§ **YOUR GOAL**
Which lines include the word "bardzo"? Copy each of them.

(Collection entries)

____

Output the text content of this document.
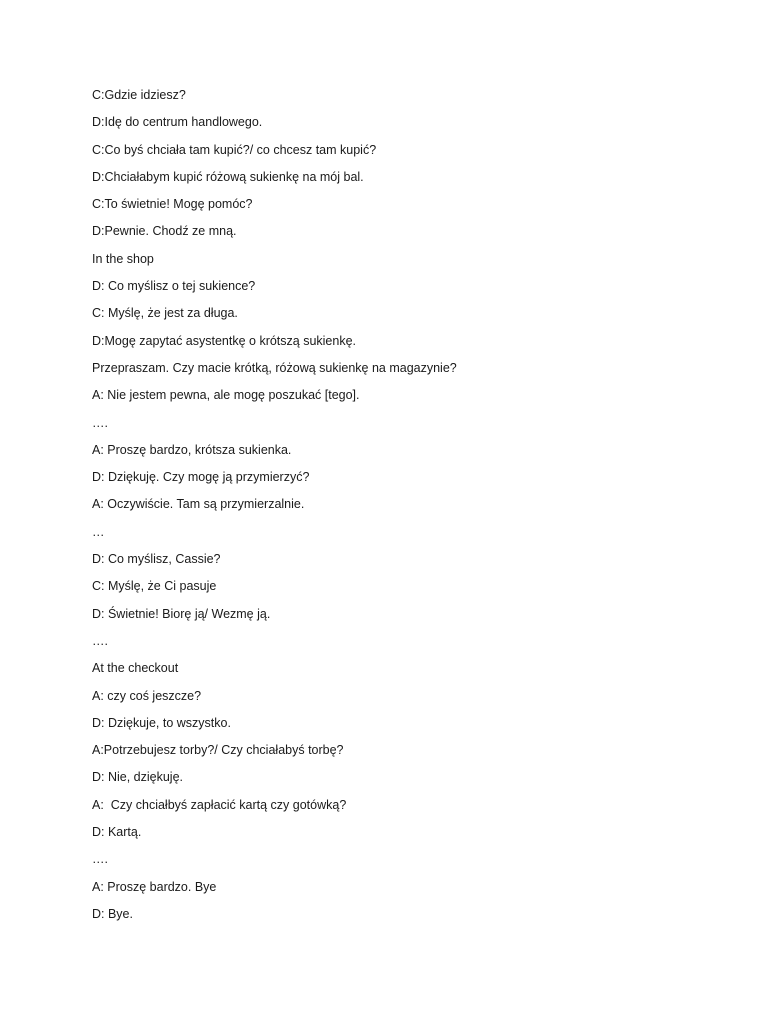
C:Gdzie idziesz?
D:Idę do centrum handlowego.
C:Co byś chciała tam kupić?/ co chcesz tam kupić?
D:Chciałabym kupić różową sukienkę na mój bal.
C:To świetnie! Mogę pomóc?
D:Pewnie. Chodź ze mną.
In the shop
D: Co myślisz o tej sukience?
C: Myślę, że jest za długa.
D:Mogę zapytać asystentkę o krótszą sukienkę.
Przepraszam. Czy macie krótką, różową sukienkę na magazynie?
A: Nie jestem pewna, ale mogę poszukać [tego].
….
A: Proszę bardzo, krótsza sukienka.
D: Dziękuję. Czy mogę ją przymierzyć?
A: Oczywiście. Tam są przymierzalnie.
…
D: Co myślisz, Cassie?
C: Myślę, że Ci pasuje
D: Świetnie! Biorę ją/ Wezmę ją.
….
At the checkout
A: czy coś jeszcze?
D: Dziękuje, to wszystko.
A:Potrzebujesz torby?/ Czy chciałabyś torbę?
D: Nie, dziękuję.
A:  Czy chciałbyś zapłacić kartą czy gotówką?
D: Kartą.
….
A: Proszę bardzo. Bye
D: Bye.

____

§ **ANSWER TO THE TASK**
A: Proszę bardzo, krótsza sukienka.
A: Proszę bardzo. Bye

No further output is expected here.